* **What you are asked to do**
Go through the entries below and collect each line with the string "content" in it.

++++++++++++++++++++

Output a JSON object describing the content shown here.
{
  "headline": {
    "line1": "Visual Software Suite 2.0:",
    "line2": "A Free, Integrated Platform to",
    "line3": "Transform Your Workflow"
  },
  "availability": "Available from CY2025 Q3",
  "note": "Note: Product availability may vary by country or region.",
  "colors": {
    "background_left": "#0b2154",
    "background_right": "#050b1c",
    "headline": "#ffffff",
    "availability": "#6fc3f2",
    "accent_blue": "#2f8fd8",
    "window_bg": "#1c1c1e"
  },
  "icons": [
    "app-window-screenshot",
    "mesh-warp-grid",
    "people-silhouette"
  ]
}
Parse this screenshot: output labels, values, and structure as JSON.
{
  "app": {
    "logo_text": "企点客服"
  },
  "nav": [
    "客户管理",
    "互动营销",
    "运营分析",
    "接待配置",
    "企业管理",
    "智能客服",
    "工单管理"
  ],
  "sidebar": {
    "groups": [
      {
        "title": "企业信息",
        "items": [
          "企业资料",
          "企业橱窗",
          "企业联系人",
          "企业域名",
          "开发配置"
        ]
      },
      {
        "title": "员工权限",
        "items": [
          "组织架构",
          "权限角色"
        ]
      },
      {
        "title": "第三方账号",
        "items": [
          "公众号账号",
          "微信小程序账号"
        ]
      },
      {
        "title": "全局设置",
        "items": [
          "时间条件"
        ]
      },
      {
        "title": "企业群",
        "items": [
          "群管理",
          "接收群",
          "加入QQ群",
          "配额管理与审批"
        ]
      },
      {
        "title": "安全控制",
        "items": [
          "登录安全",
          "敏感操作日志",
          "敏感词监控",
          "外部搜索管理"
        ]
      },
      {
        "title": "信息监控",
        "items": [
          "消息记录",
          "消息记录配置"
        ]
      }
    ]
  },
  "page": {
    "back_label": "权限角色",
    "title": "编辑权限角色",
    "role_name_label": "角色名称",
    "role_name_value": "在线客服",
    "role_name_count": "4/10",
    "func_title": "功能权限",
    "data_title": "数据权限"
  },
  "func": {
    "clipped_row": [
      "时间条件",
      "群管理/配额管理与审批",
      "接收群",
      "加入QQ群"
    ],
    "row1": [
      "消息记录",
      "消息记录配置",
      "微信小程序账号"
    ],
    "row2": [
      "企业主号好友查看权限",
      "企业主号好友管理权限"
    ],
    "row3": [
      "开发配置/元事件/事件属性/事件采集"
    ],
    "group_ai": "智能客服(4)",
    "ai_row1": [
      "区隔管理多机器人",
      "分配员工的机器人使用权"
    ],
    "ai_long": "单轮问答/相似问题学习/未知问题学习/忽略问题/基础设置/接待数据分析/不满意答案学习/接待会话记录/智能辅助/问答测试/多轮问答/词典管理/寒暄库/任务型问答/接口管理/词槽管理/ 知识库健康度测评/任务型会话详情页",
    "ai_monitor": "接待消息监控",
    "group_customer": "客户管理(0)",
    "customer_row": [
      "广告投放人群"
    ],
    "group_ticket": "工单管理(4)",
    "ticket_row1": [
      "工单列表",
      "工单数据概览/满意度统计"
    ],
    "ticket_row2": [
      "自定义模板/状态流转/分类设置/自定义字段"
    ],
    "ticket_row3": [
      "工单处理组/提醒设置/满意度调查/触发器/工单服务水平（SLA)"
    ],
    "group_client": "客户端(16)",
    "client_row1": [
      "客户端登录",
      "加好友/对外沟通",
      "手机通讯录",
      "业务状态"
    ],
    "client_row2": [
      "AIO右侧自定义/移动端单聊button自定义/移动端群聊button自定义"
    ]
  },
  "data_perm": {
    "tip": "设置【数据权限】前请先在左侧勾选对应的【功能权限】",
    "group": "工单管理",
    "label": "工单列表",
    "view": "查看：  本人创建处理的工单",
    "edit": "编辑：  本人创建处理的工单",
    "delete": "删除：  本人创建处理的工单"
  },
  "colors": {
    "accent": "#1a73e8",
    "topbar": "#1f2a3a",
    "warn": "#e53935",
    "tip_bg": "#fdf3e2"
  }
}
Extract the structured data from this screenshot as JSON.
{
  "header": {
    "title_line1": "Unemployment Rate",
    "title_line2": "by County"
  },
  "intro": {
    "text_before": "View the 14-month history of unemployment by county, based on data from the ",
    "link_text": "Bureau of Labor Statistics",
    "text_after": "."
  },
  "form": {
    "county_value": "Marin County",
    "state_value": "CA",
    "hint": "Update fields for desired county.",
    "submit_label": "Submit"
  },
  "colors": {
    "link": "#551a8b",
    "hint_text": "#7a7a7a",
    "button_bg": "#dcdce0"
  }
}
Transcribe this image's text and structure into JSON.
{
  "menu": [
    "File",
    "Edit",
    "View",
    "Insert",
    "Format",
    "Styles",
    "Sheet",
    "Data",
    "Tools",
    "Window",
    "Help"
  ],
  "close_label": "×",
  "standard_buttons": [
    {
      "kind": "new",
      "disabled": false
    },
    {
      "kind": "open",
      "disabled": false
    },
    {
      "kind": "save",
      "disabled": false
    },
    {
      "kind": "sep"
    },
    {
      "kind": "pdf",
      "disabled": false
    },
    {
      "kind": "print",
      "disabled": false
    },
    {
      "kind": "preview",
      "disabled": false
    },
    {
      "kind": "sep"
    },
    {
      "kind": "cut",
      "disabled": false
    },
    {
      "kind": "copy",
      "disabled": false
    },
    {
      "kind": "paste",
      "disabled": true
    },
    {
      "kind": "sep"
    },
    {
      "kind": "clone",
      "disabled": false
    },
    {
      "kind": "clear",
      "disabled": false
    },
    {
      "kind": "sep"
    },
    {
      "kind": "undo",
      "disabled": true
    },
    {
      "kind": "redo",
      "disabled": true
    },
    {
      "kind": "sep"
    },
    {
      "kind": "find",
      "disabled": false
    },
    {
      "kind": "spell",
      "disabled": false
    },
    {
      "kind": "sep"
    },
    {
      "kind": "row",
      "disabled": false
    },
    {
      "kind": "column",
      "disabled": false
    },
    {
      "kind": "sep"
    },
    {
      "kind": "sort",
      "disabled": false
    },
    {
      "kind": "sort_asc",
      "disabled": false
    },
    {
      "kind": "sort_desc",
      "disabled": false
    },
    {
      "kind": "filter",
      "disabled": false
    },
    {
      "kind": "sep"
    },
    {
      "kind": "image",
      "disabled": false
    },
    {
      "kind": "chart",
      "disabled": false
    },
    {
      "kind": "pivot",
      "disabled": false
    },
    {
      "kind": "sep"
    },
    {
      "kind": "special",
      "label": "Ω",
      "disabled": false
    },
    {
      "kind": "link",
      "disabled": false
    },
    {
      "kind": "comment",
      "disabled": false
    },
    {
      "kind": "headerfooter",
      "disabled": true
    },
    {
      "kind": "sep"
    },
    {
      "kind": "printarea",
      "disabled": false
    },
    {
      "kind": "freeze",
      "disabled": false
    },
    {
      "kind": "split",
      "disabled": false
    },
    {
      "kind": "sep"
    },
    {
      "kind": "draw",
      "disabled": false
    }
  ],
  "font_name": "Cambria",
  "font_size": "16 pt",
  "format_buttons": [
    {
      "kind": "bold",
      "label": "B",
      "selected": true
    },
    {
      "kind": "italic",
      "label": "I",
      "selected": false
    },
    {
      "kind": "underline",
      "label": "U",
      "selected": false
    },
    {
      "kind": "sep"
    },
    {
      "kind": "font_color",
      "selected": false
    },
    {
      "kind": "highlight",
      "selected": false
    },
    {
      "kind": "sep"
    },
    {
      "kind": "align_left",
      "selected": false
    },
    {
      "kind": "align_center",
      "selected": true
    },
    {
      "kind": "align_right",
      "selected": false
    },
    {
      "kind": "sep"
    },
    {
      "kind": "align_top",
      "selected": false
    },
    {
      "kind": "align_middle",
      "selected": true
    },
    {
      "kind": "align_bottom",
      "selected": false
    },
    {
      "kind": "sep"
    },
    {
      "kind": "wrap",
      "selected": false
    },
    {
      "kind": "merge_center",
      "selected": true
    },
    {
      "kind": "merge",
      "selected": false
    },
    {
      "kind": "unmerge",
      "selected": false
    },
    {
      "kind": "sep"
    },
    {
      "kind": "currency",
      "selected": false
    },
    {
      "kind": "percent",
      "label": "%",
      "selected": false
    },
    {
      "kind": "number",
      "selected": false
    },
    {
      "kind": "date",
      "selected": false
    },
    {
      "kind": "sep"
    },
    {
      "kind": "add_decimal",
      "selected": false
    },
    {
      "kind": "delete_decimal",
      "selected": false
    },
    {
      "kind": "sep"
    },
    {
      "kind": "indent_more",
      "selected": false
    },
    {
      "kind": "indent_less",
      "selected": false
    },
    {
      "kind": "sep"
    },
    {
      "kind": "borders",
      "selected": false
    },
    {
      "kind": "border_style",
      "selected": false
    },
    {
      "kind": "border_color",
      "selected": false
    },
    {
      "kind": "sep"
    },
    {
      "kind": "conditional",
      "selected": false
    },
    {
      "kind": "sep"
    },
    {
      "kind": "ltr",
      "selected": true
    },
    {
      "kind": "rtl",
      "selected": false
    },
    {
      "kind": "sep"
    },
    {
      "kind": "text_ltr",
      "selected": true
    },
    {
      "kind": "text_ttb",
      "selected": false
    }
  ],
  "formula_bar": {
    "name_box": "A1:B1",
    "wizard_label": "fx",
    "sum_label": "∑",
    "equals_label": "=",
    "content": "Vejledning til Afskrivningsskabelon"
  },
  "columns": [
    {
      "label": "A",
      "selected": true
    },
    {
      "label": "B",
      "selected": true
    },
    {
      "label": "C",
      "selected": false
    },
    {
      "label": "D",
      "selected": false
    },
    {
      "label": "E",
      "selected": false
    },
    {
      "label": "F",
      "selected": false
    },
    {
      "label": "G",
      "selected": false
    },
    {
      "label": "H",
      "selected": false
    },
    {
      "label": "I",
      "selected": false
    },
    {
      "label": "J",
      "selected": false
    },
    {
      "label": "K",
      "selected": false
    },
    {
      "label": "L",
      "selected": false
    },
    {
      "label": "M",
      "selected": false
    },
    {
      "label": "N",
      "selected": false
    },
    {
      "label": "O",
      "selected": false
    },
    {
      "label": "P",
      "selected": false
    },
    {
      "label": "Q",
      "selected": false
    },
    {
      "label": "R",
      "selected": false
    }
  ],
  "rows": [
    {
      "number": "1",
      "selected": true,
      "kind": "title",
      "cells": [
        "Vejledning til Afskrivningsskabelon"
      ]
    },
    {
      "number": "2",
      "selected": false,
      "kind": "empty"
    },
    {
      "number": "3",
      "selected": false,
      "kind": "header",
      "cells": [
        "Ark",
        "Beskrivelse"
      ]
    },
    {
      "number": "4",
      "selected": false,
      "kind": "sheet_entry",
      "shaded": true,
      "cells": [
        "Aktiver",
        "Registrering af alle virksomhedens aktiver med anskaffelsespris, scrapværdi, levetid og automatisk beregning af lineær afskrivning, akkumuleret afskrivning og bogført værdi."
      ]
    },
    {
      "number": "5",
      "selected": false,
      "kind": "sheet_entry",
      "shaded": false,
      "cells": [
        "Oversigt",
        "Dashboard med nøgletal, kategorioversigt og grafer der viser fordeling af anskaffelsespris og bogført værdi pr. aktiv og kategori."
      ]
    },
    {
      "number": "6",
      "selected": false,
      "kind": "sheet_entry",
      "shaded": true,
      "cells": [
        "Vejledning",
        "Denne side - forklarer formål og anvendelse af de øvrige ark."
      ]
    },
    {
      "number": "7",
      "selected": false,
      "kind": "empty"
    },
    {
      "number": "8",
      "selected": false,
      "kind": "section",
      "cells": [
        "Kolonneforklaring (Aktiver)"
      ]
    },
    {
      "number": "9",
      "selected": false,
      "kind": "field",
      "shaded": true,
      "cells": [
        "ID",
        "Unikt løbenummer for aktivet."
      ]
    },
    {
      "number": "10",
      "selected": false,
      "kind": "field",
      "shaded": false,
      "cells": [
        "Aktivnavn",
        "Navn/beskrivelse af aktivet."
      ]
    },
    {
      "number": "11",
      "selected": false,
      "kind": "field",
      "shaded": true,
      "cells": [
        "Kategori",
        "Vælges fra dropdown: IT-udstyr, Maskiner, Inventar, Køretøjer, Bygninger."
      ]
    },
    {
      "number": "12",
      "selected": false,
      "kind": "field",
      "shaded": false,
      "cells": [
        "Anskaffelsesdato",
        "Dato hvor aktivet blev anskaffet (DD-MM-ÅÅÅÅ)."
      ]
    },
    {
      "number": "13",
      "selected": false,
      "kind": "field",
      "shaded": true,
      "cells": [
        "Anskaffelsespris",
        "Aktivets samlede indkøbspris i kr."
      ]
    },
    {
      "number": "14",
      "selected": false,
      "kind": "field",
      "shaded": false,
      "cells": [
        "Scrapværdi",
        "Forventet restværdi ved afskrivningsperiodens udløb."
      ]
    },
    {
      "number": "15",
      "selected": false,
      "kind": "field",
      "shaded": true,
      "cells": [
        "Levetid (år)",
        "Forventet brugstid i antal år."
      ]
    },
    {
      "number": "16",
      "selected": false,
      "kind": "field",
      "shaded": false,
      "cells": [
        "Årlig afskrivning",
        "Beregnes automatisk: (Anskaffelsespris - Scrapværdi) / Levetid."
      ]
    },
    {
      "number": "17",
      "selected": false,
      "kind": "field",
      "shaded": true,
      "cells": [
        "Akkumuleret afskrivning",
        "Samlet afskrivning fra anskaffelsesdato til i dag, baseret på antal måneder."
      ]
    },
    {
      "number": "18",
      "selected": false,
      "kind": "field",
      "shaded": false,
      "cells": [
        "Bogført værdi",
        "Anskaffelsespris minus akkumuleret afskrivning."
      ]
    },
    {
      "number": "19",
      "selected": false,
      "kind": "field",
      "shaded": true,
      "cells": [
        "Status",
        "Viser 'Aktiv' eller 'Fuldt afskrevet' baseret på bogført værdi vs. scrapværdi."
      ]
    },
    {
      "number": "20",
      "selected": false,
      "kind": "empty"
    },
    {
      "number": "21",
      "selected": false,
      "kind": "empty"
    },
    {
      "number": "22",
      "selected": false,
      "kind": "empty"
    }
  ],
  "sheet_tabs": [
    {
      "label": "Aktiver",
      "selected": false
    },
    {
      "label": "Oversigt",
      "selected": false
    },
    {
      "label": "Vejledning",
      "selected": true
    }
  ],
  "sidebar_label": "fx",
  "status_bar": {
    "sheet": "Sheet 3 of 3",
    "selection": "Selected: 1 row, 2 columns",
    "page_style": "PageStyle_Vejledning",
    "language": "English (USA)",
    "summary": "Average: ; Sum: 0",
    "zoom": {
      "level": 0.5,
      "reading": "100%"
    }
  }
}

++++++++++++++++++++

* **Completed task**
Output a JSON object describing the content shown here.
    "content": "Vejledning til Afskrivningsskabelon"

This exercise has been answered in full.